# Start of DATASET CONTENT

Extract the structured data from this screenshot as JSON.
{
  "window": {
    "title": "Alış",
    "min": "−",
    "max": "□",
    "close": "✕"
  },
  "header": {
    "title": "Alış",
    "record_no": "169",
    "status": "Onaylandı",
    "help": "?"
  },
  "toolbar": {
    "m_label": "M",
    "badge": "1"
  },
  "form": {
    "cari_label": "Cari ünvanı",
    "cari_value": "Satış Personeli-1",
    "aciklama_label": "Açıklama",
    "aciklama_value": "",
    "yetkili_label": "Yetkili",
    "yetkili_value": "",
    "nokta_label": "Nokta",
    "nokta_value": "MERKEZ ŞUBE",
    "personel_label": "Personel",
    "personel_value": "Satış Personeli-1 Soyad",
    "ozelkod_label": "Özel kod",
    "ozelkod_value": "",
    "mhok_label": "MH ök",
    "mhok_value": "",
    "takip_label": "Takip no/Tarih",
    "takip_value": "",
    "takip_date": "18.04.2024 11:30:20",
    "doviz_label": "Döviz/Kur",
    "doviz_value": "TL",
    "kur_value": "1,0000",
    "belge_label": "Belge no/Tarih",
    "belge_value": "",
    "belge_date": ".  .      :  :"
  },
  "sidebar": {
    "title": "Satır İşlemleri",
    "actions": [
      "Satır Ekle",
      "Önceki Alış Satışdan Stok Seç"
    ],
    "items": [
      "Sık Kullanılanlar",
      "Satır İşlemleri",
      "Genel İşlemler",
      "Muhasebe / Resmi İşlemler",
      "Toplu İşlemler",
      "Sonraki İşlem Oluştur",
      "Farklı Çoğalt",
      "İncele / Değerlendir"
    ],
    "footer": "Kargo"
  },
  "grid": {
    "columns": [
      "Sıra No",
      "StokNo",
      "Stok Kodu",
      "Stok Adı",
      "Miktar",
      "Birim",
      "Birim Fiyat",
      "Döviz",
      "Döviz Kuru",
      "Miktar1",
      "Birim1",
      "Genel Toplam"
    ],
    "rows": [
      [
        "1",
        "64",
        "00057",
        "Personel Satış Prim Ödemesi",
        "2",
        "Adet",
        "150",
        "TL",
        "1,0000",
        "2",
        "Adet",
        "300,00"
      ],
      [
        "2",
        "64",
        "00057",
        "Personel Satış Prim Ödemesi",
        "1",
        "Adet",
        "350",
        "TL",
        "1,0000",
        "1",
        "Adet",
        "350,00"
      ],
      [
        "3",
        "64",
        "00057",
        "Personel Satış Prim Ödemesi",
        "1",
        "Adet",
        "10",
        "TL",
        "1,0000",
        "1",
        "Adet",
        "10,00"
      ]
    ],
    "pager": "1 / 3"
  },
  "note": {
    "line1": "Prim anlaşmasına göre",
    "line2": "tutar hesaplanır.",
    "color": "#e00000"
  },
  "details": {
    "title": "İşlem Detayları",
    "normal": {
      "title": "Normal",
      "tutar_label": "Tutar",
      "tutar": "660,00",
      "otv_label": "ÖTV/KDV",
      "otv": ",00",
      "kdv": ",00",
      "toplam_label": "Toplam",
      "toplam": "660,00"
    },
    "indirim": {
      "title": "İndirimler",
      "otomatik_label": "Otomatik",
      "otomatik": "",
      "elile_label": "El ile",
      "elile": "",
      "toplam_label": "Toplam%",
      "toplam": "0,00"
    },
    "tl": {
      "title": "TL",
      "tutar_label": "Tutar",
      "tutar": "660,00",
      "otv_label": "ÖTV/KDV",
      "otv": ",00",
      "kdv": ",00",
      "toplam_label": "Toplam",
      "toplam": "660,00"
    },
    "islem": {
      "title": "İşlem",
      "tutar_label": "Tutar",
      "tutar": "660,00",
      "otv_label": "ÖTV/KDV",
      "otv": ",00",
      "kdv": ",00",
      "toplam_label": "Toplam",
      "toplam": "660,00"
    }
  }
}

# End of DATASET CONTENT
# Start of DATASET CONTENT

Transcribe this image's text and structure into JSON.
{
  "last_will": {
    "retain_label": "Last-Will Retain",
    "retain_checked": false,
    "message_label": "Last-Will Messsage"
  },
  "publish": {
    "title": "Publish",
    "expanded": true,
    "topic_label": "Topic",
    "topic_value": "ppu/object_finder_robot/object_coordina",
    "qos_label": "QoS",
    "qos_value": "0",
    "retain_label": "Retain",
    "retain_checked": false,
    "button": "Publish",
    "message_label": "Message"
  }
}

# End of DATASET CONTENT
# Start of DATASET CONTENT

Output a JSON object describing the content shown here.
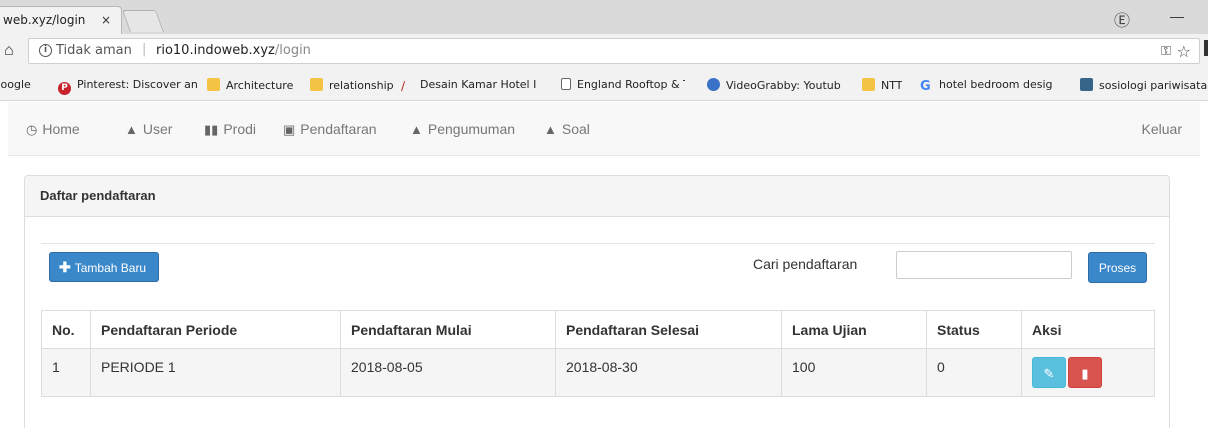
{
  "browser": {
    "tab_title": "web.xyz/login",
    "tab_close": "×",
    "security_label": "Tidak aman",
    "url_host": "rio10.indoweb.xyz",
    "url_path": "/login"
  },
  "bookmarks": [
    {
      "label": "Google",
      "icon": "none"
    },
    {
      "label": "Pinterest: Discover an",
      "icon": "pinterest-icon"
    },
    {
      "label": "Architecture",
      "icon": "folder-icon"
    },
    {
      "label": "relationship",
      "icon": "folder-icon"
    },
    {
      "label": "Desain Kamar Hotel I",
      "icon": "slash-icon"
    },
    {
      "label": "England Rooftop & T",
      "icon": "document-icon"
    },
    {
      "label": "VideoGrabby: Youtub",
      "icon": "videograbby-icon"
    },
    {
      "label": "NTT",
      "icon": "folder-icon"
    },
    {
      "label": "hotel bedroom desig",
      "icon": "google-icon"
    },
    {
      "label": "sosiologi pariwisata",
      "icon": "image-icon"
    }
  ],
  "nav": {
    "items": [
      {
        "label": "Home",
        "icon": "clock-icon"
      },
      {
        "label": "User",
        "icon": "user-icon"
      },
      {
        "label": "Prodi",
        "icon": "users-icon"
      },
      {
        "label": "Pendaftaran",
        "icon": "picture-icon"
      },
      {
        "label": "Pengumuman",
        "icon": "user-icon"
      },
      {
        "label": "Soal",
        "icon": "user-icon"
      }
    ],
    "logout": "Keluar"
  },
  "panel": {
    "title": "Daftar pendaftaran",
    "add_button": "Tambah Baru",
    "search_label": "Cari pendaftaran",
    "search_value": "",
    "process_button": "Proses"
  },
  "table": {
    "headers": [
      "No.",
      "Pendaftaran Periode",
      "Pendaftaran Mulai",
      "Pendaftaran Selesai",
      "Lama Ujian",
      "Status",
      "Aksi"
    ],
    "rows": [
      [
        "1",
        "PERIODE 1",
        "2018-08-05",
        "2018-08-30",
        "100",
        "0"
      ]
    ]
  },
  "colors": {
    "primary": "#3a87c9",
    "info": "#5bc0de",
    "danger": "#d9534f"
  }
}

# End of DATASET CONTENT

*PROBLEM REQUIREMENTS*
List every line above containing the word "Tarih".

*RESULT OF THE EXERCISE*
    "takip_label": "Takip no/Tarih",
    "belge_label": "Belge no/Tarih",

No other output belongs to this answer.